SUPPLIED INFORMATION:
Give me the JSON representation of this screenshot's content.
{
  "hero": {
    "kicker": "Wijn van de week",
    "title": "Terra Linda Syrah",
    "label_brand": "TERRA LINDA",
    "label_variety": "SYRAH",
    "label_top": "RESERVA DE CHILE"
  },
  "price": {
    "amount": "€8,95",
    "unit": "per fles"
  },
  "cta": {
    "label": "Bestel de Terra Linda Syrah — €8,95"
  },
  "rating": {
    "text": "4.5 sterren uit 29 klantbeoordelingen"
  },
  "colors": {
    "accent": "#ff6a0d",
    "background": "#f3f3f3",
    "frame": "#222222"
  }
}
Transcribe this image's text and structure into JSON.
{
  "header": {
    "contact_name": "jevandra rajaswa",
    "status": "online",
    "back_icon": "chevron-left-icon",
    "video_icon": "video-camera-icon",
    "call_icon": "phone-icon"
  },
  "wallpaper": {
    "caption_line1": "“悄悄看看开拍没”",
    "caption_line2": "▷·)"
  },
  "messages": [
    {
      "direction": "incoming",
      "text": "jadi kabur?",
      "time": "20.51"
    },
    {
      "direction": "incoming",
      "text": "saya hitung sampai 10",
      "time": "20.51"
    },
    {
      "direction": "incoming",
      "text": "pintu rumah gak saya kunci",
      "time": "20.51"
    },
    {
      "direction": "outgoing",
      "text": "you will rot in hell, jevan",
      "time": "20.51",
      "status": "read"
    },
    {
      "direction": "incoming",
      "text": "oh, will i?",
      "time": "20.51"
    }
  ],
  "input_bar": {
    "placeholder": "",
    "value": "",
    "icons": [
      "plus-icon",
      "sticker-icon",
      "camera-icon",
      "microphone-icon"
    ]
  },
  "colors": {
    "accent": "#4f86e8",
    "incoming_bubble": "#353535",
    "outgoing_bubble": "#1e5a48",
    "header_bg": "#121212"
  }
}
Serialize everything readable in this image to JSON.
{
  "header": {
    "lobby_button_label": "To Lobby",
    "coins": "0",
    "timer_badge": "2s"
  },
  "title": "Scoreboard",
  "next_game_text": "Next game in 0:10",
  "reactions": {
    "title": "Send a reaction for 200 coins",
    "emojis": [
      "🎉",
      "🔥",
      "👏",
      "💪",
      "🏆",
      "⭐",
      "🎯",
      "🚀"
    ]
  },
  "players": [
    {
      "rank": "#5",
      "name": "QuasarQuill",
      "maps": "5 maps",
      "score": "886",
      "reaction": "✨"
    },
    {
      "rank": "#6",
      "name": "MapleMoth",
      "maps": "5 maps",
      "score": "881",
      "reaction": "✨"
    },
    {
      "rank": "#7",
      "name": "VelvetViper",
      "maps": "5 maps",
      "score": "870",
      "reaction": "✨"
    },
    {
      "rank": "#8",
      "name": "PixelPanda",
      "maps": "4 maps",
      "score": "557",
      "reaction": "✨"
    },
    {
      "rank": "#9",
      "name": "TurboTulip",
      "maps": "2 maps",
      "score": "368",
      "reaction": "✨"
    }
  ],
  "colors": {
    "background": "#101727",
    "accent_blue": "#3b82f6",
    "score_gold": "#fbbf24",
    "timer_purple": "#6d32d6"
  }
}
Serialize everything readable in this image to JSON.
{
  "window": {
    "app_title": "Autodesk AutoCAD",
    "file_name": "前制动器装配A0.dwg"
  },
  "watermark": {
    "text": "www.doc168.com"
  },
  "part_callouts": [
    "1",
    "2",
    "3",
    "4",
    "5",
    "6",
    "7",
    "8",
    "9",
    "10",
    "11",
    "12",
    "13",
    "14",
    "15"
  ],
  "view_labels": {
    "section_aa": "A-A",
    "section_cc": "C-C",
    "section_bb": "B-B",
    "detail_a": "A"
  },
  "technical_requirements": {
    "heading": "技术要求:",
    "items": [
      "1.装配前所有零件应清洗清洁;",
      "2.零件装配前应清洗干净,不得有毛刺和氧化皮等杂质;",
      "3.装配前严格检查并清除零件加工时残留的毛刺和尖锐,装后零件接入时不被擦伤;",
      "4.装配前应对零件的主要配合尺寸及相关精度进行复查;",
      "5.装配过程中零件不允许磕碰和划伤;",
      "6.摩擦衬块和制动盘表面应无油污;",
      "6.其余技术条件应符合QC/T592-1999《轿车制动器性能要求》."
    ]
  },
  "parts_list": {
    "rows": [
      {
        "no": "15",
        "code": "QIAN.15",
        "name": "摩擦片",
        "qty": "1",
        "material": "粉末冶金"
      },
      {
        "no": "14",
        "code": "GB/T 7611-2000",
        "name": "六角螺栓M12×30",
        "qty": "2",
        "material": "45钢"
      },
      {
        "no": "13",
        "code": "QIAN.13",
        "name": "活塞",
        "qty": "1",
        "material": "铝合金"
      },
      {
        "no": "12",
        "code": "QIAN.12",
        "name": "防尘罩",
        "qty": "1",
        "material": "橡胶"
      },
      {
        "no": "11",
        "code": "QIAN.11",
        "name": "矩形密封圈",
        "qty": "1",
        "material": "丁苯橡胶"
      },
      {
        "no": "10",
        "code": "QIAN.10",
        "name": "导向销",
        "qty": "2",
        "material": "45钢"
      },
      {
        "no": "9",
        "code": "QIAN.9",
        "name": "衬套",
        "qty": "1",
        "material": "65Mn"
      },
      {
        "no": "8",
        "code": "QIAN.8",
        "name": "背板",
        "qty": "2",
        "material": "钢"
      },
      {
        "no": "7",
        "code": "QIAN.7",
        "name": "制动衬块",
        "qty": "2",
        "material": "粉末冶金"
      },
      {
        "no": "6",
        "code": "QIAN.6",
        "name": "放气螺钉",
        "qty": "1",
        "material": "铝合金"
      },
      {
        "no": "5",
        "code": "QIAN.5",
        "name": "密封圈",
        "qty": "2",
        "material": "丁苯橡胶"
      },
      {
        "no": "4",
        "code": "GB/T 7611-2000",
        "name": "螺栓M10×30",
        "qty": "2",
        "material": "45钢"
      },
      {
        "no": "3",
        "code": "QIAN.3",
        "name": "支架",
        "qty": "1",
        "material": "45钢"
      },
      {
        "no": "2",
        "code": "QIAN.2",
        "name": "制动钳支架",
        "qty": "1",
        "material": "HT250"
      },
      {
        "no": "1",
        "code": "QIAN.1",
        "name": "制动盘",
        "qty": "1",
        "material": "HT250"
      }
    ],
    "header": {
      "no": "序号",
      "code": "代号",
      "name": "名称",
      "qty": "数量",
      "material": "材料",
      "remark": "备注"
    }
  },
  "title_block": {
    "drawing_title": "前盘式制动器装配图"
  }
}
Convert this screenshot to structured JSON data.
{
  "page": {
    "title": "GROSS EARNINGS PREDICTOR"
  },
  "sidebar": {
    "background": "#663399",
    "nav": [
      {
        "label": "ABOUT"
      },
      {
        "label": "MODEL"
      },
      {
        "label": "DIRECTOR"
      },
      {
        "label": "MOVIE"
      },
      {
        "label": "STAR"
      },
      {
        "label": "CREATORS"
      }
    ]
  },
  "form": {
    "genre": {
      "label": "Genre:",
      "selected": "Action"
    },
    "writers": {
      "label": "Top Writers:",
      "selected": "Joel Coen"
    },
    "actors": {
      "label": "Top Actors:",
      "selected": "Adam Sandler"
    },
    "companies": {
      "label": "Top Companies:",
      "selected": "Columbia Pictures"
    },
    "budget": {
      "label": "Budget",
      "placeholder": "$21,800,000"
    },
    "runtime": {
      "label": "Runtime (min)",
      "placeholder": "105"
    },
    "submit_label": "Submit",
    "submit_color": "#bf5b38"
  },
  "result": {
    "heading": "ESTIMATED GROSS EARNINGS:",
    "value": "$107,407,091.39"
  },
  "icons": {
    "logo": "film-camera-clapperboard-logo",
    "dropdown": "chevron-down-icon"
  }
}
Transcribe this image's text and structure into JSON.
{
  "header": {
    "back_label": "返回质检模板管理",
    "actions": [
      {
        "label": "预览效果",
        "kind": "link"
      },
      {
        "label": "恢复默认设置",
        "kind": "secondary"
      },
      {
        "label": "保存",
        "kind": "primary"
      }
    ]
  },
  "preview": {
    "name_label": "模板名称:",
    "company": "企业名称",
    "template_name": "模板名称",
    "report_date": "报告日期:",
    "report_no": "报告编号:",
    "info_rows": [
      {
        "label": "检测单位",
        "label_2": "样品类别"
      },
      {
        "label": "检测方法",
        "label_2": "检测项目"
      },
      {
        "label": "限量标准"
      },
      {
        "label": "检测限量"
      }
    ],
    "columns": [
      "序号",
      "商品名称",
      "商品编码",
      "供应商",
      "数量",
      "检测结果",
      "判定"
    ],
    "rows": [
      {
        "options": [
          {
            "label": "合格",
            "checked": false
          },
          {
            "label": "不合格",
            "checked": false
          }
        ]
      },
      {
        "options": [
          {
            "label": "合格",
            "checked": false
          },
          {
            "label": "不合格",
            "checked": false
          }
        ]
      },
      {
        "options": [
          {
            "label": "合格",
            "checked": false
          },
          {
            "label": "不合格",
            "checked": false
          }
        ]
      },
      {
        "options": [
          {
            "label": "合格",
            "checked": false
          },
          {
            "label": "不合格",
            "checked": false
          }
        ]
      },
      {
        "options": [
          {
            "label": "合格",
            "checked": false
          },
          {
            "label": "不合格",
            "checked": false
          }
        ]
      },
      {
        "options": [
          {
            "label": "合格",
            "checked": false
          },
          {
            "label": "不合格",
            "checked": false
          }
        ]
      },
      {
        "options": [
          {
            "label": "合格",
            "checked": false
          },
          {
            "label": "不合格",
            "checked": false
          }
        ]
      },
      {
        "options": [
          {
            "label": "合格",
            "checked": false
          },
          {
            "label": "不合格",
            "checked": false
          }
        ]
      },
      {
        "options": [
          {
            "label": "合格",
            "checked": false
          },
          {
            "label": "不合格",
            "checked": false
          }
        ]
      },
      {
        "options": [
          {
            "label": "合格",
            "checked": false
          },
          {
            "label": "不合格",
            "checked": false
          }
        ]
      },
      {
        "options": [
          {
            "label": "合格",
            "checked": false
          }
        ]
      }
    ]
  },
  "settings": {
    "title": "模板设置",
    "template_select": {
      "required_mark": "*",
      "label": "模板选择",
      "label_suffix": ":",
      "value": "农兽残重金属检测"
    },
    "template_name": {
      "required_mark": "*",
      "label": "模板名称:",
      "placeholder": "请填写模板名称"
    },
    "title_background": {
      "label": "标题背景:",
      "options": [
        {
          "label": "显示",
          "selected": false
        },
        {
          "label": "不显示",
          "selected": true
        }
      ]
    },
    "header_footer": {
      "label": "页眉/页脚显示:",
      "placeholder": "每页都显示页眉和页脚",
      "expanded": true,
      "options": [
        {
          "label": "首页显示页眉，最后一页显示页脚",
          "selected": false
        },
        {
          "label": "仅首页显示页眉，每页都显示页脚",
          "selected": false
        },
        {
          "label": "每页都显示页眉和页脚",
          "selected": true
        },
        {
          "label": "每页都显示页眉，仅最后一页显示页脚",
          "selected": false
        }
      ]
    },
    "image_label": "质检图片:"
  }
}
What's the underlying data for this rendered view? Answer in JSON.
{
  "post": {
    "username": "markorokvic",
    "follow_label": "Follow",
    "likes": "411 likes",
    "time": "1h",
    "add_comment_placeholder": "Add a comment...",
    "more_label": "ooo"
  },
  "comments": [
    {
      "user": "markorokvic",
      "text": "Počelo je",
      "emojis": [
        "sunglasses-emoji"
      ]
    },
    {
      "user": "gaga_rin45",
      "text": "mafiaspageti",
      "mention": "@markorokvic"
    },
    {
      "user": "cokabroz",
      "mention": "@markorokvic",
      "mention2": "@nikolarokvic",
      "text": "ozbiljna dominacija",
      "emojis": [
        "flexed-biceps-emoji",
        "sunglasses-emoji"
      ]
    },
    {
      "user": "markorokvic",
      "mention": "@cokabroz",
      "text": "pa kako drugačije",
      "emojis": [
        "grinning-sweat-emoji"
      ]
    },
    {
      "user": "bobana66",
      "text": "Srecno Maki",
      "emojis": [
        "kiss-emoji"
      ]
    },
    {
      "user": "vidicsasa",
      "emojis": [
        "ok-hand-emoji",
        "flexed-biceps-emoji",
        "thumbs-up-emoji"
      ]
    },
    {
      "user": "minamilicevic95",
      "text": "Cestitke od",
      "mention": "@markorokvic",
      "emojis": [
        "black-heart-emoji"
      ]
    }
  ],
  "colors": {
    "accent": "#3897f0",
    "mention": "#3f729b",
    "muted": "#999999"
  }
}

WHAT YOU NEED TO DO: Gather from the data above every line with the string "heading".

OUTPUT:
    "heading": "技术要求:",
    "heading": "ESTIMATED GROSS EARNINGS:",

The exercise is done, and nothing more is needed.